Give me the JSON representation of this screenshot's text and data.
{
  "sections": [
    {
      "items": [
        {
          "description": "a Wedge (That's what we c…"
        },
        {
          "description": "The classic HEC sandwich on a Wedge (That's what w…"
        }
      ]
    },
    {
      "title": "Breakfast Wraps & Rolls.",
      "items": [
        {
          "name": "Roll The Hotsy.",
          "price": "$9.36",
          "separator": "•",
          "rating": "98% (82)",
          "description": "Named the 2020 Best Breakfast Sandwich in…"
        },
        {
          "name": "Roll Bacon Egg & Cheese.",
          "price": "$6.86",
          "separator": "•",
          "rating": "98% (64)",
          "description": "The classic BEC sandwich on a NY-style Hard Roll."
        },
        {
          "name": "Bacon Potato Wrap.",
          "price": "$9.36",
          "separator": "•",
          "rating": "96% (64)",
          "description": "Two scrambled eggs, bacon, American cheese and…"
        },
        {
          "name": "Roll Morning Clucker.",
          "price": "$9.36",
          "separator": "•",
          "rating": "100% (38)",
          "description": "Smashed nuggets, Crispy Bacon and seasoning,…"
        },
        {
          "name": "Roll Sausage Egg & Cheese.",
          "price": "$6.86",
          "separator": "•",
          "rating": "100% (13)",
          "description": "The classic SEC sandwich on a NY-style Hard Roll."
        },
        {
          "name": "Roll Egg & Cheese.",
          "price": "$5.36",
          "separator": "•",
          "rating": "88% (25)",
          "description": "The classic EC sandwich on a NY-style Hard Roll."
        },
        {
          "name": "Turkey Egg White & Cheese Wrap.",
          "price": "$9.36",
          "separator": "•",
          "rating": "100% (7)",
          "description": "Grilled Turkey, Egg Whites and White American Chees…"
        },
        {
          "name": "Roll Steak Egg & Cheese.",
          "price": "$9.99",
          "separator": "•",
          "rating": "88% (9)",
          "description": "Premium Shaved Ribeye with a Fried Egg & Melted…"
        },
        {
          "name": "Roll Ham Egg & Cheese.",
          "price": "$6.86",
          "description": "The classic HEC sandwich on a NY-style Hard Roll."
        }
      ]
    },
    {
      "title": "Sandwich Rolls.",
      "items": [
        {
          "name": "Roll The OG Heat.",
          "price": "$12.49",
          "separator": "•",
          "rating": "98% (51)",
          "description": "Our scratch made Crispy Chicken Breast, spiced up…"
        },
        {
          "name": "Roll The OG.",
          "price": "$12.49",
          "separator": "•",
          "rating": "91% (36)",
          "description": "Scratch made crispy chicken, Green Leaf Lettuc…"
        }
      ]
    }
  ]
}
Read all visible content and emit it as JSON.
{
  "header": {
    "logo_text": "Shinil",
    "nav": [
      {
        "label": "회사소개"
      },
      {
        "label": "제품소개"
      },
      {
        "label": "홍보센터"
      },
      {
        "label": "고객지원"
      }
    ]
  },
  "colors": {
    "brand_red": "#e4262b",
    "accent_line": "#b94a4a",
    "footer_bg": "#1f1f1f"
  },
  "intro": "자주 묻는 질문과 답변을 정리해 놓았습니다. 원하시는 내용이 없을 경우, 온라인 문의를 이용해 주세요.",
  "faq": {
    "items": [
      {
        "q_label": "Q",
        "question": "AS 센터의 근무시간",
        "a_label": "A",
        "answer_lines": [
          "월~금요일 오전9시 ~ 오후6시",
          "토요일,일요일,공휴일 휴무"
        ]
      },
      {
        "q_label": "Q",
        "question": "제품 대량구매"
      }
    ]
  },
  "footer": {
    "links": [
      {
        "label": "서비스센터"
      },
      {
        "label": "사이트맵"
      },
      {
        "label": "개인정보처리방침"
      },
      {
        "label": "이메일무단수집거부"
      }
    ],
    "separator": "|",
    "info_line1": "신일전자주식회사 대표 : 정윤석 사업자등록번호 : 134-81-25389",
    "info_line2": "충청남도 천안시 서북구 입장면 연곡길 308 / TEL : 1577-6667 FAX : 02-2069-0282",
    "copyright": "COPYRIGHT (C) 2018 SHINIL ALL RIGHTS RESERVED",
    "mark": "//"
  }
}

## Task description
Give the data again, exactly as it stands.

## Answer to the task
Give me the JSON representation of this screenshot's text and data.
{
  "sections": [
    {
      "items": [
        {
          "description": "a Wedge (That's what we c…"
        },
        {
          "description": "The classic HEC sandwich on a Wedge (That's what w…"
        }
      ]
    },
    {
      "title": "Breakfast Wraps & Rolls.",
      "items": [
        {
          "name": "Roll The Hotsy.",
          "price": "$9.36",
          "separator": "•",
          "rating": "98% (82)",
          "description": "Named the 2020 Best Breakfast Sandwich in…"
        },
        {
          "name": "Roll Bacon Egg & Cheese.",
          "price": "$6.86",
          "separator": "•",
          "rating": "98% (64)",
          "description": "The classic BEC sandwich on a NY-style Hard Roll."
        },
        {
          "name": "Bacon Potato Wrap.",
          "price": "$9.36",
          "separator": "•",
          "rating": "96% (64)",
          "description": "Two scrambled eggs, bacon, American cheese and…"
        },
        {
          "name": "Roll Morning Clucker.",
          "price": "$9.36",
          "separator": "•",
          "rating": "100% (38)",
          "description": "Smashed nuggets, Crispy Bacon and seasoning,…"
        },
        {
          "name": "Roll Sausage Egg & Cheese.",
          "price": "$6.86",
          "separator": "•",
          "rating": "100% (13)",
          "description": "The classic SEC sandwich on a NY-style Hard Roll."
        },
        {
          "name": "Roll Egg & Cheese.",
          "price": "$5.36",
          "separator": "•",
          "rating": "88% (25)",
          "description": "The classic EC sandwich on a NY-style Hard Roll."
        },
        {
          "name": "Turkey Egg White & Cheese Wrap.",
          "price": "$9.36",
          "separator": "•",
          "rating": "100% (7)",
          "description": "Grilled Turkey, Egg Whites and White American Chees…"
        },
        {
          "name": "Roll Steak Egg & Cheese.",
          "price": "$9.99",
          "separator": "•",
          "rating": "88% (9)",
          "description": "Premium Shaved Ribeye with a Fried Egg & Melted…"
        },
        {
          "name": "Roll Ham Egg & Cheese.",
          "price": "$6.86",
          "description": "The classic HEC sandwich on a NY-style Hard Roll."
        }
      ]
    },
    {
      "title": "Sandwich Rolls.",
      "items": [
        {
          "name": "Roll The OG Heat.",
          "price": "$12.49",
          "separator": "•",
          "rating": "98% (51)",
          "description": "Our scratch made Crispy Chicken Breast, spiced up…"
        },
        {
          "name": "Roll The OG.",
          "price": "$12.49",
          "separator": "•",
          "rating": "91% (36)",
          "description": "Scratch made crispy chicken, Green Leaf Lettuc…"
        }
      ]
    }
  ]
}
Read all visible content and emit it as JSON.
{
  "header": {
    "logo_text": "Shinil",
    "nav": [
      {
        "label": "회사소개"
      },
      {
        "label": "제품소개"
      },
      {
        "label": "홍보센터"
      },
      {
        "label": "고객지원"
      }
    ]
  },
  "colors": {
    "brand_red": "#e4262b",
    "accent_line": "#b94a4a",
    "footer_bg": "#1f1f1f"
  },
  "intro": "자주 묻는 질문과 답변을 정리해 놓았습니다. 원하시는 내용이 없을 경우, 온라인 문의를 이용해 주세요.",
  "faq": {
    "items": [
      {
        "q_label": "Q",
        "question": "AS 센터의 근무시간",
        "a_label": "A",
        "answer_lines": [
          "월~금요일 오전9시 ~ 오후6시",
          "토요일,일요일,공휴일 휴무"
        ]
      },
      {
        "q_label": "Q",
        "question": "제품 대량구매"
      }
    ]
  },
  "footer": {
    "links": [
      {
        "label": "서비스센터"
      },
      {
        "label": "사이트맵"
      },
      {
        "label": "개인정보처리방침"
      },
      {
        "label": "이메일무단수집거부"
      }
    ],
    "separator": "|",
    "info_line1": "신일전자주식회사 대표 : 정윤석 사업자등록번호 : 134-81-25389",
    "info_line2": "충청남도 천안시 서북구 입장면 연곡길 308 / TEL : 1577-6667 FAX : 02-2069-0282",
    "copyright": "COPYRIGHT (C) 2018 SHINIL ALL RIGHTS RESERVED",
    "mark": "//"
  }
}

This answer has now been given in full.